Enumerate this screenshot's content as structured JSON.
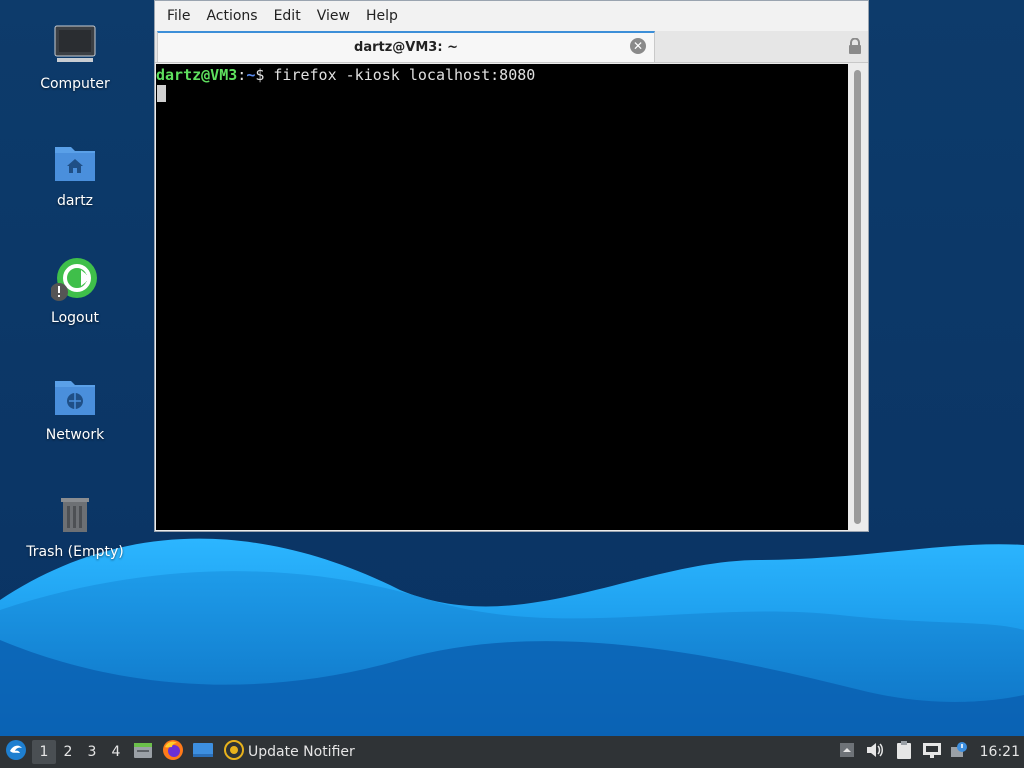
{
  "desktop": {
    "icons": [
      {
        "label": "Computer",
        "icon": "computer-icon"
      },
      {
        "label": "dartz",
        "icon": "home-folder-icon"
      },
      {
        "label": "Logout",
        "icon": "logout-icon"
      },
      {
        "label": "Network",
        "icon": "network-folder-icon"
      },
      {
        "label": "Trash (Empty)",
        "icon": "trash-icon"
      }
    ]
  },
  "terminal": {
    "menu": [
      "File",
      "Actions",
      "Edit",
      "View",
      "Help"
    ],
    "tab_title": "dartz@VM3: ~",
    "prompt_user": "dartz@VM3",
    "prompt_colon": ":",
    "prompt_path": "~",
    "prompt_symbol": "$ ",
    "command": "firefox -kiosk localhost:8080"
  },
  "taskbar": {
    "workspaces": [
      "1",
      "2",
      "3",
      "4"
    ],
    "active_workspace": "1",
    "launchers": [
      "start-menu-icon",
      "file-manager-icon",
      "firefox-icon",
      "show-desktop-icon"
    ],
    "update_notifier": "Update Notifier",
    "clock": "16:21"
  },
  "colors": {
    "desktop_dark": "#0b3a6a",
    "wave_light": "#1fa0f0",
    "prompt_green": "#5ee05e",
    "prompt_blue": "#5b8cf0",
    "taskbar": "#2f3336"
  }
}
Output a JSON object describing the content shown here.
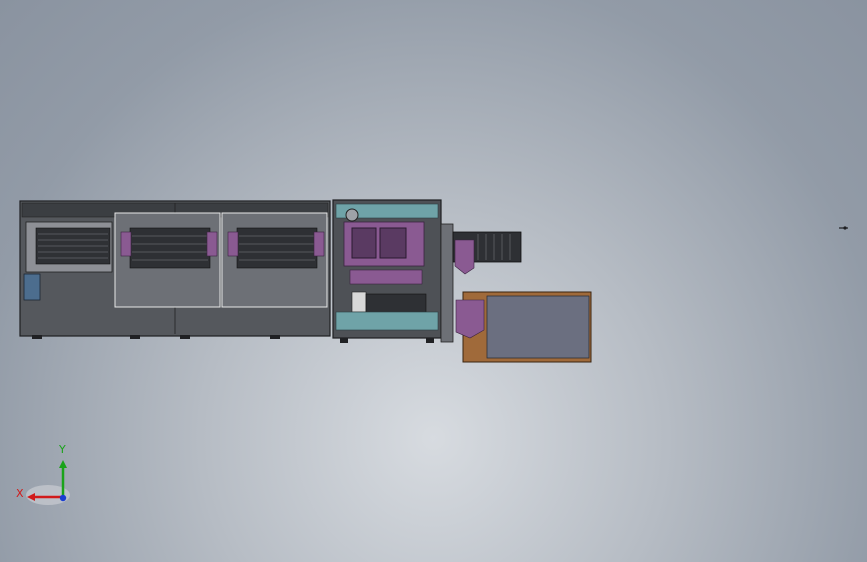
{
  "triad": {
    "x_label": "X",
    "y_label": "Y",
    "x_color": "#d11a1a",
    "y_color": "#1aa31a",
    "z_color": "#1a3fd1"
  },
  "model": {
    "frame_color": "#4a4d52",
    "panel_color": "#5c6066",
    "accent_purple": "#8a5a92",
    "accent_teal": "#6fa3a8",
    "conveyor_color": "#2e3034",
    "tray_color": "#a06a3a",
    "tray_inner": "#6b6f80"
  }
}
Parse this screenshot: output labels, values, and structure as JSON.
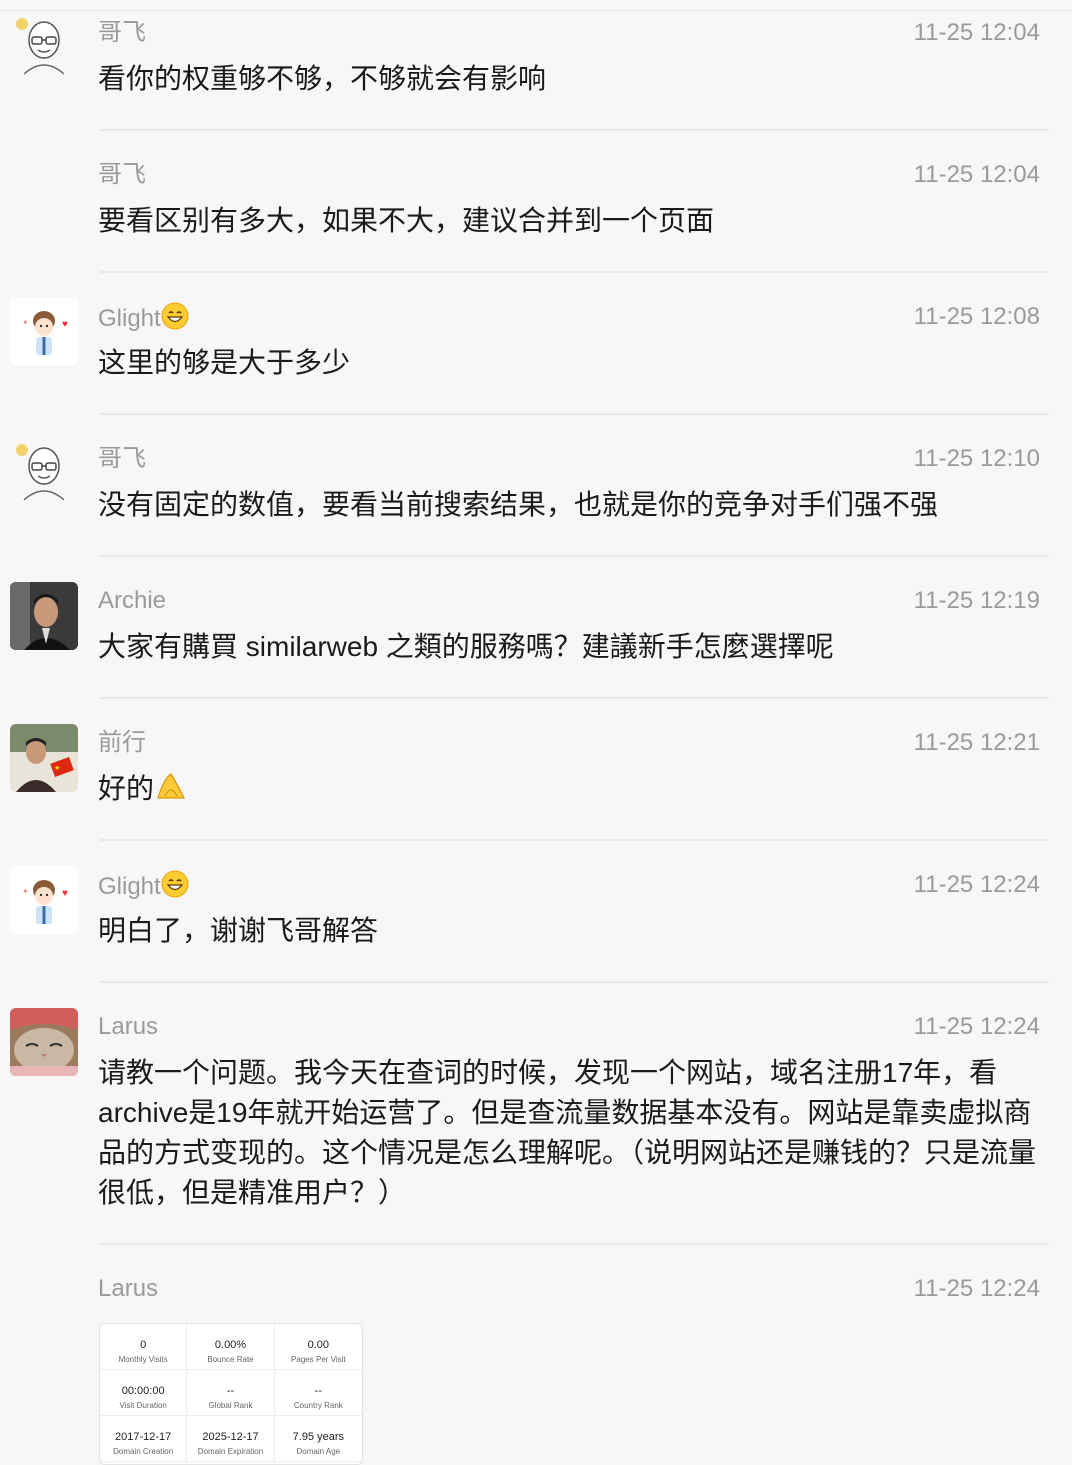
{
  "messages": [
    {
      "name": "哥飞",
      "time": "11-25 12:04",
      "text": "看你的权重够不够，不够就会有影响",
      "avatar": "bald-glasses-avatar"
    },
    {
      "name": "哥飞",
      "time": "11-25 12:04",
      "text": "要看区别有多大，如果不大，建议合并到一个页面",
      "avatar": ""
    },
    {
      "name": "Glight",
      "time": "11-25 12:08",
      "text": "这里的够是大于多少",
      "avatar": "cartoon-boy-avatar"
    },
    {
      "name": "哥飞",
      "time": "11-25 12:10",
      "text": "没有固定的数值，要看当前搜索结果，也就是你的竞争对手们强不强",
      "avatar": "bald-glasses-avatar"
    },
    {
      "name": "Archie",
      "time": "11-25 12:19",
      "text": "大家有購買 similarweb 之類的服務嗎？建議新手怎麼選擇呢",
      "avatar": "photo-avatar"
    },
    {
      "name": "前行",
      "time": "11-25 12:21",
      "text": "好的",
      "avatar": "photo-flag-avatar"
    },
    {
      "name": "Glight",
      "time": "11-25 12:24",
      "text": "明白了，谢谢飞哥解答",
      "avatar": "cartoon-boy-avatar"
    },
    {
      "name": "Larus",
      "time": "11-25 12:24",
      "text": "请教一个问题。我今天在查词的时候，发现一个网站，域名注册17年，看archive是19年就开始运营了。但是查流量数据基本没有。网站是靠卖虚拟商品的方式变现的。这个情况是怎么理解呢。（说明网站还是赚钱的？只是流量很低，但是精准用户？）",
      "avatar": "cat-avatar"
    },
    {
      "name": "Larus",
      "time": "11-25 12:24",
      "text": "",
      "avatar": ""
    }
  ],
  "stats_card": {
    "cells": [
      {
        "value": "0",
        "label": "Monthly Visits"
      },
      {
        "value": "0.00%",
        "label": "Bounce Rate"
      },
      {
        "value": "0.00",
        "label": "Pages Per Visit"
      },
      {
        "value": "00:00:00",
        "label": "Visit Duration"
      },
      {
        "value": "--",
        "label": "Global Rank"
      },
      {
        "value": "--",
        "label": "Country Rank"
      },
      {
        "value": "2017-12-17",
        "label": "Domain Creation"
      },
      {
        "value": "2025-12-17",
        "label": "Domain Expiration"
      },
      {
        "value": "7.95 years",
        "label": "Domain Age"
      }
    ]
  },
  "icons": {
    "grin-emoji": "grinning-face-emoji",
    "ok-hand-emoji": "pinched-hand-emoji"
  },
  "colors": {
    "background": "#f7f7f7",
    "name": "#9a9a9a",
    "text": "#1a1a1a",
    "separator": "#e8e8e8"
  }
}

== == ==

Reproduce every line of the material precisely, omitting its pictures.

ANSWER IN FULL
Enumerate this screenshot's content as structured JSON.
{
  "desktop": {
    "icons": [
      {
        "label": "Computer",
        "icon": "computer-icon"
      },
      {
        "label": "dartz",
        "icon": "home-folder-icon"
      },
      {
        "label": "Logout",
        "icon": "logout-icon"
      },
      {
        "label": "Network",
        "icon": "network-folder-icon"
      },
      {
        "label": "Trash (Empty)",
        "icon": "trash-icon"
      }
    ]
  },
  "terminal": {
    "menu": [
      "File",
      "Actions",
      "Edit",
      "View",
      "Help"
    ],
    "tab_title": "dartz@VM3: ~",
    "prompt_user": "dartz@VM3",
    "prompt_colon": ":",
    "prompt_path": "~",
    "prompt_symbol": "$ ",
    "command": "firefox -kiosk localhost:8080"
  },
  "taskbar": {
    "workspaces": [
      "1",
      "2",
      "3",
      "4"
    ],
    "active_workspace": "1",
    "launchers": [
      "start-menu-icon",
      "file-manager-icon",
      "firefox-icon",
      "show-desktop-icon"
    ],
    "update_notifier": "Update Notifier",
    "clock": "16:21"
  },
  "colors": {
    "desktop_dark": "#0b3a6a",
    "wave_light": "#1fa0f0",
    "prompt_green": "#5ee05e",
    "prompt_blue": "#5b8cf0",
    "taskbar": "#2f3336"
  }
}
Output a JSON object describing the content shown here.
{
  "triad": {
    "x_label": "X",
    "y_label": "Y",
    "x_color": "#d11a1a",
    "y_color": "#1aa31a",
    "z_color": "#1a3fd1"
  },
  "model": {
    "frame_color": "#4a4d52",
    "panel_color": "#5c6066",
    "accent_purple": "#8a5a92",
    "accent_teal": "#6fa3a8",
    "conveyor_color": "#2e3034",
    "tray_color": "#a06a3a",
    "tray_inner": "#6b6f80"
  }
}
Parse this screenshot: output labels, values, and structure as JSON.
{
  "messages": [
    {
      "name": "哥飞",
      "time": "11-25 12:04",
      "text": "看你的权重够不够，不够就会有影响",
      "avatar": "bald-glasses-avatar"
    },
    {
      "name": "哥飞",
      "time": "11-25 12:04",
      "text": "要看区别有多大，如果不大，建议合并到一个页面",
      "avatar": ""
    },
    {
      "name": "Glight",
      "time": "11-25 12:08",
      "text": "这里的够是大于多少",
      "avatar": "cartoon-boy-avatar"
    },
    {
      "name": "哥飞",
      "time": "11-25 12:10",
      "text": "没有固定的数值，要看当前搜索结果，也就是你的竞争对手们强不强",
      "avatar": "bald-glasses-avatar"
    },
    {
      "name": "Archie",
      "time": "11-25 12:19",
      "text": "大家有購買 similarweb 之類的服務嗎？建議新手怎麼選擇呢",
      "avatar": "photo-avatar"
    },
    {
      "name": "前行",
      "time": "11-25 12:21",
      "text": "好的",
      "avatar": "photo-flag-avatar"
    },
    {
      "name": "Glight",
      "time": "11-25 12:24",
      "text": "明白了，谢谢飞哥解答",
      "avatar": "cartoon-boy-avatar"
    },
    {
      "name": "Larus",
      "time": "11-25 12:24",
      "text": "请教一个问题。我今天在查词的时候，发现一个网站，域名注册17年，看archive是19年就开始运营了。但是查流量数据基本没有。网站是靠卖虚拟商品的方式变现的。这个情况是怎么理解呢。（说明网站还是赚钱的？只是流量很低，但是精准用户？）",
      "avatar": "cat-avatar"
    },
    {
      "name": "Larus",
      "time": "11-25 12:24",
      "text": "",
      "avatar": ""
    }
  ],
  "stats_card": {
    "cells": [
      {
        "value": "0",
        "label": "Monthly Visits"
      },
      {
        "value": "0.00%",
        "label": "Bounce Rate"
      },
      {
        "value": "0.00",
        "label": "Pages Per Visit"
      },
      {
        "value": "00:00:00",
        "label": "Visit Duration"
      },
      {
        "value": "--",
        "label": "Global Rank"
      },
      {
        "value": "--",
        "label": "Country Rank"
      },
      {
        "value": "2017-12-17",
        "label": "Domain Creation"
      },
      {
        "value": "2025-12-17",
        "label": "Domain Expiration"
      },
      {
        "value": "7.95 years",
        "label": "Domain Age"
      }
    ]
  },
  "icons": {
    "grin-emoji": "grinning-face-emoji",
    "ok-hand-emoji": "pinched-hand-emoji"
  },
  "colors": {
    "background": "#f7f7f7",
    "name": "#9a9a9a",
    "text": "#1a1a1a",
    "separator": "#e8e8e8"
  }
}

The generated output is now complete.